SHORT TASK => Pictures within the data are to be left out; everything else must be reproduced exactly.

——

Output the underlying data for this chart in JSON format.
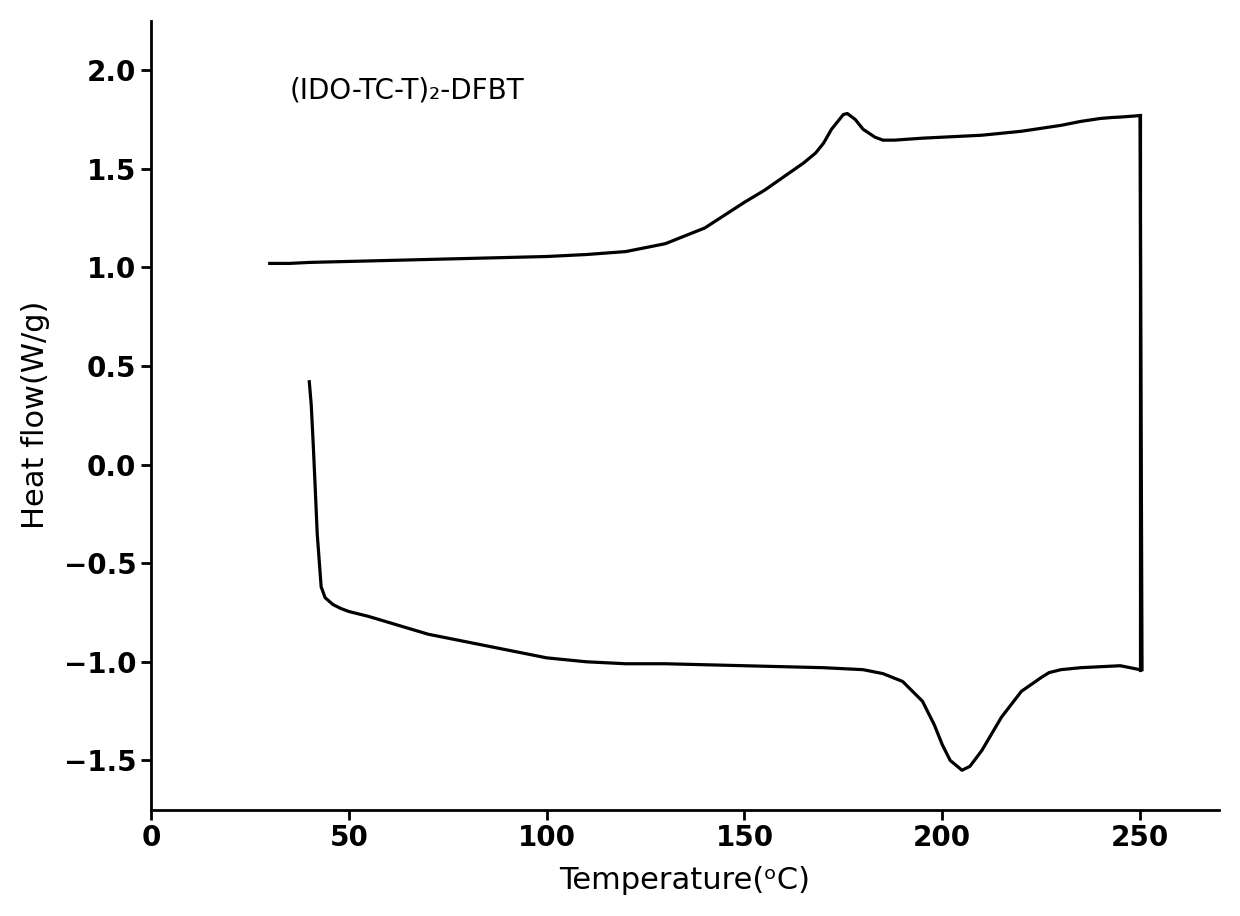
{
  "title": "(IDO-TC-T)₂-DFBT",
  "xlabel": "Temperature(ᵒC)",
  "ylabel": "Heat flow(W/g)",
  "xlim": [
    0,
    270
  ],
  "ylim": [
    -1.75,
    2.25
  ],
  "xticks": [
    0,
    50,
    100,
    150,
    200,
    250
  ],
  "yticks": [
    -1.5,
    -1.0,
    -0.5,
    0.0,
    0.5,
    1.0,
    1.5,
    2.0
  ],
  "line_color": "#000000",
  "line_width": 2.3,
  "background_color": "#ffffff",
  "title_fontsize": 20,
  "label_fontsize": 22,
  "tick_fontsize": 20,
  "heating_x": [
    30,
    35,
    40,
    50,
    60,
    70,
    80,
    90,
    100,
    110,
    120,
    130,
    140,
    150,
    155,
    160,
    165,
    168,
    170,
    172,
    174,
    175,
    176,
    178,
    180,
    183,
    185,
    188,
    190,
    195,
    200,
    205,
    210,
    220,
    230,
    235,
    240,
    243,
    245,
    247,
    249,
    250,
    250.5
  ],
  "heating_y": [
    1.02,
    1.02,
    1.025,
    1.03,
    1.035,
    1.04,
    1.045,
    1.05,
    1.055,
    1.065,
    1.08,
    1.12,
    1.2,
    1.33,
    1.39,
    1.46,
    1.53,
    1.58,
    1.63,
    1.7,
    1.75,
    1.775,
    1.78,
    1.75,
    1.7,
    1.66,
    1.645,
    1.645,
    1.648,
    1.655,
    1.66,
    1.665,
    1.67,
    1.69,
    1.72,
    1.74,
    1.755,
    1.76,
    1.762,
    1.765,
    1.768,
    1.77,
    -1.04
  ],
  "cooling_x": [
    40,
    40.5,
    41,
    41.5,
    42,
    43,
    44,
    46,
    48,
    50,
    55,
    60,
    70,
    80,
    90,
    100,
    110,
    120,
    130,
    140,
    150,
    160,
    170,
    180,
    185,
    190,
    195,
    198,
    200,
    202,
    205,
    207,
    210,
    215,
    220,
    225,
    227,
    230,
    235,
    240,
    245,
    250
  ],
  "cooling_y": [
    0.42,
    0.3,
    0.1,
    -0.12,
    -0.35,
    -0.62,
    -0.675,
    -0.71,
    -0.73,
    -0.745,
    -0.77,
    -0.8,
    -0.86,
    -0.9,
    -0.94,
    -0.98,
    -1.0,
    -1.01,
    -1.01,
    -1.015,
    -1.02,
    -1.025,
    -1.03,
    -1.04,
    -1.06,
    -1.1,
    -1.2,
    -1.32,
    -1.42,
    -1.5,
    -1.55,
    -1.53,
    -1.45,
    -1.28,
    -1.15,
    -1.08,
    -1.055,
    -1.04,
    -1.03,
    -1.025,
    -1.02,
    -1.04
  ]
}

——

FULL RESPONSE =>
Output the underlying data for this chart in JSON format.
{
  "title": "(IDO-TC-T)₂-DFBT",
  "xlabel": "Temperature(ᵒC)",
  "ylabel": "Heat flow(W/g)",
  "xlim": [
    0,
    270
  ],
  "ylim": [
    -1.75,
    2.25
  ],
  "xticks": [
    0,
    50,
    100,
    150,
    200,
    250
  ],
  "yticks": [
    -1.5,
    -1.0,
    -0.5,
    0.0,
    0.5,
    1.0,
    1.5,
    2.0
  ],
  "line_color": "#000000",
  "line_width": 2.3,
  "background_color": "#ffffff",
  "title_fontsize": 20,
  "label_fontsize": 22,
  "tick_fontsize": 20,
  "heating_x": [
    30,
    35,
    40,
    50,
    60,
    70,
    80,
    90,
    100,
    110,
    120,
    130,
    140,
    150,
    155,
    160,
    165,
    168,
    170,
    172,
    174,
    175,
    176,
    178,
    180,
    183,
    185,
    188,
    190,
    195,
    200,
    205,
    210,
    220,
    230,
    235,
    240,
    243,
    245,
    247,
    249,
    250,
    250.5
  ],
  "heating_y": [
    1.02,
    1.02,
    1.025,
    1.03,
    1.035,
    1.04,
    1.045,
    1.05,
    1.055,
    1.065,
    1.08,
    1.12,
    1.2,
    1.33,
    1.39,
    1.46,
    1.53,
    1.58,
    1.63,
    1.7,
    1.75,
    1.775,
    1.78,
    1.75,
    1.7,
    1.66,
    1.645,
    1.645,
    1.648,
    1.655,
    1.66,
    1.665,
    1.67,
    1.69,
    1.72,
    1.74,
    1.755,
    1.76,
    1.762,
    1.765,
    1.768,
    1.77,
    -1.04
  ],
  "cooling_x": [
    40,
    40.5,
    41,
    41.5,
    42,
    43,
    44,
    46,
    48,
    50,
    55,
    60,
    70,
    80,
    90,
    100,
    110,
    120,
    130,
    140,
    150,
    160,
    170,
    180,
    185,
    190,
    195,
    198,
    200,
    202,
    205,
    207,
    210,
    215,
    220,
    225,
    227,
    230,
    235,
    240,
    245,
    250
  ],
  "cooling_y": [
    0.42,
    0.3,
    0.1,
    -0.12,
    -0.35,
    -0.62,
    -0.675,
    -0.71,
    -0.73,
    -0.745,
    -0.77,
    -0.8,
    -0.86,
    -0.9,
    -0.94,
    -0.98,
    -1.0,
    -1.01,
    -1.01,
    -1.015,
    -1.02,
    -1.025,
    -1.03,
    -1.04,
    -1.06,
    -1.1,
    -1.2,
    -1.32,
    -1.42,
    -1.5,
    -1.55,
    -1.53,
    -1.45,
    -1.28,
    -1.15,
    -1.08,
    -1.055,
    -1.04,
    -1.03,
    -1.025,
    -1.02,
    -1.04
  ]
}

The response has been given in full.